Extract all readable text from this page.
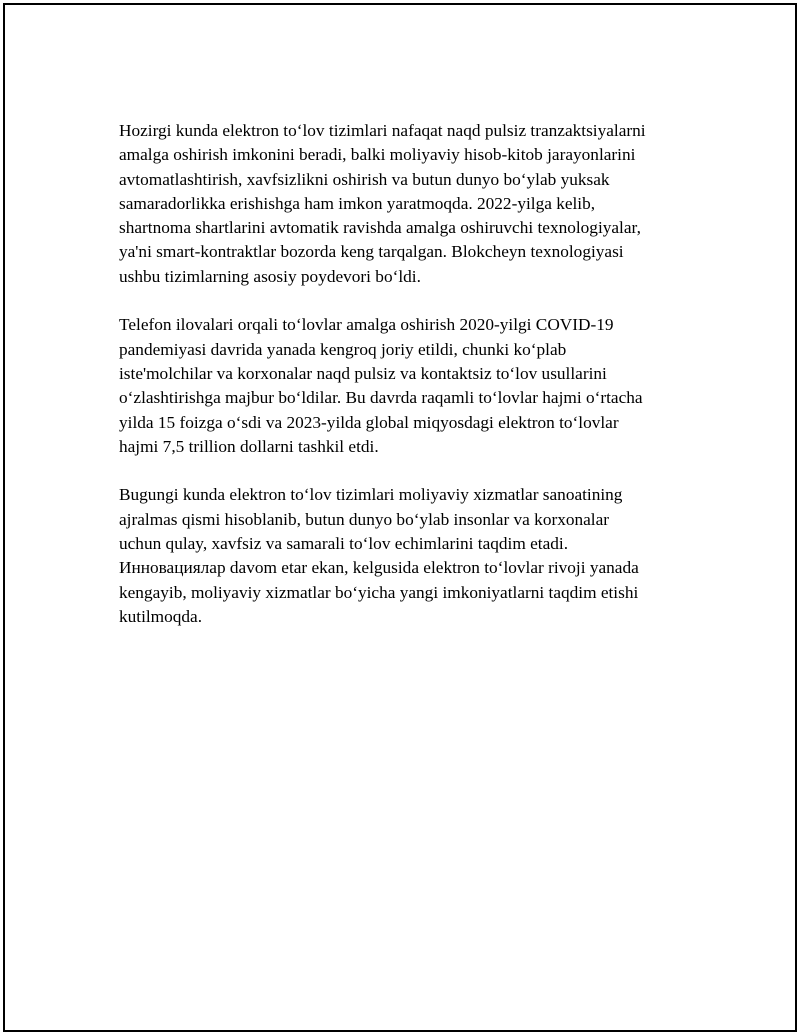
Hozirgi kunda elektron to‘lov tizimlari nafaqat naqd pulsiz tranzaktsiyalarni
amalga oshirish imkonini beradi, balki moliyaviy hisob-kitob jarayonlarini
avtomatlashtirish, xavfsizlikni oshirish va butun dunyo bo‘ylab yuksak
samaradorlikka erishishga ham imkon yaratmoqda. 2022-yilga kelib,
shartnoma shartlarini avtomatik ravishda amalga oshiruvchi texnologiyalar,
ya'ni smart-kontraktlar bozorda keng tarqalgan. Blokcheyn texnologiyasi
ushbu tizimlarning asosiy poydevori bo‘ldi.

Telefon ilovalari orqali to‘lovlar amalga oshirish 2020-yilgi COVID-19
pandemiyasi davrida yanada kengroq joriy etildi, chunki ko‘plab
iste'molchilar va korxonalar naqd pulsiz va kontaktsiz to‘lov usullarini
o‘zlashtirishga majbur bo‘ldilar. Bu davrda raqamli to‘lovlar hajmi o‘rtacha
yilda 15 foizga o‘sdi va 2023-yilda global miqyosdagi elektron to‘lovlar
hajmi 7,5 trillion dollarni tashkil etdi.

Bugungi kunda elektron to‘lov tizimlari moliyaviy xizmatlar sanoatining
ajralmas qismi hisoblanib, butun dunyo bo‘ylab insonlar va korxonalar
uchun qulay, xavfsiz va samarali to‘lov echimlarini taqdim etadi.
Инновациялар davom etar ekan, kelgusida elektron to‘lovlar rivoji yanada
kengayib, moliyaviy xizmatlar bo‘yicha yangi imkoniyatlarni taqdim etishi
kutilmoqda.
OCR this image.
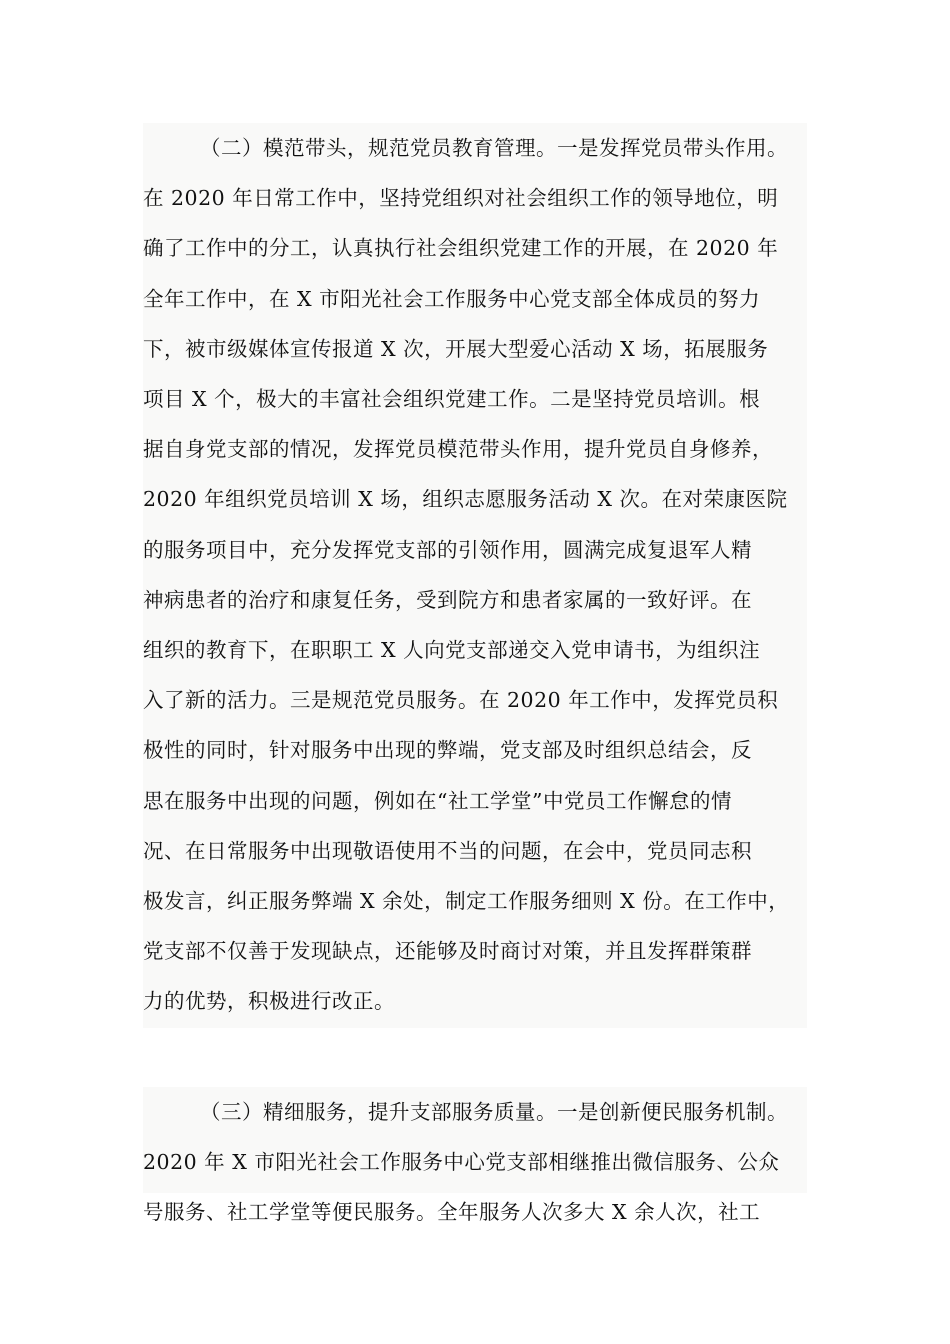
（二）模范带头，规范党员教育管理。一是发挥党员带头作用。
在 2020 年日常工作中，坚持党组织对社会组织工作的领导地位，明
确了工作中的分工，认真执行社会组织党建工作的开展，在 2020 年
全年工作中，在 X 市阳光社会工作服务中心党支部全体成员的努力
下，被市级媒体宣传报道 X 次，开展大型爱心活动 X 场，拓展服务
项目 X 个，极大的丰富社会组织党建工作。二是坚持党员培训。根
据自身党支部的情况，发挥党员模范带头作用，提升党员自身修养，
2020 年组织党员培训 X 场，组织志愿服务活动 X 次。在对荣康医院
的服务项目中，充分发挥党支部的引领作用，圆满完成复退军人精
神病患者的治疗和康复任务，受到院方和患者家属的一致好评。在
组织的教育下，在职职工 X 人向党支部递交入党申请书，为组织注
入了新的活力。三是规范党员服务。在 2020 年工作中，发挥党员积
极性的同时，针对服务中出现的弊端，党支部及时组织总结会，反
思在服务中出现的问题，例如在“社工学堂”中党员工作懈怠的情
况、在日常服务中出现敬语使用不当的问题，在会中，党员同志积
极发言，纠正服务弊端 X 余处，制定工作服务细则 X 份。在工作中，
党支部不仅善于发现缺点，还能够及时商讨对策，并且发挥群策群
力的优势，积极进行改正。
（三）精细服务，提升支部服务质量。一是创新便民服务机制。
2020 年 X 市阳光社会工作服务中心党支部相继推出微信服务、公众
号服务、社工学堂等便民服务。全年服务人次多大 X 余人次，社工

------------------------

## AIM:
Using the listing above, return all lines where the word "oshirish" occurs.

## REPLY:
amalga oshirish imkonini beradi, balki moliyaviy hisob-kitob jarayonlarini
avtomatlashtirish, xavfsizlikni oshirish va butun dunyo bo‘ylab yuksak
Telefon ilovalari orqali to‘lovlar amalga oshirish 2020-yilgi COVID-19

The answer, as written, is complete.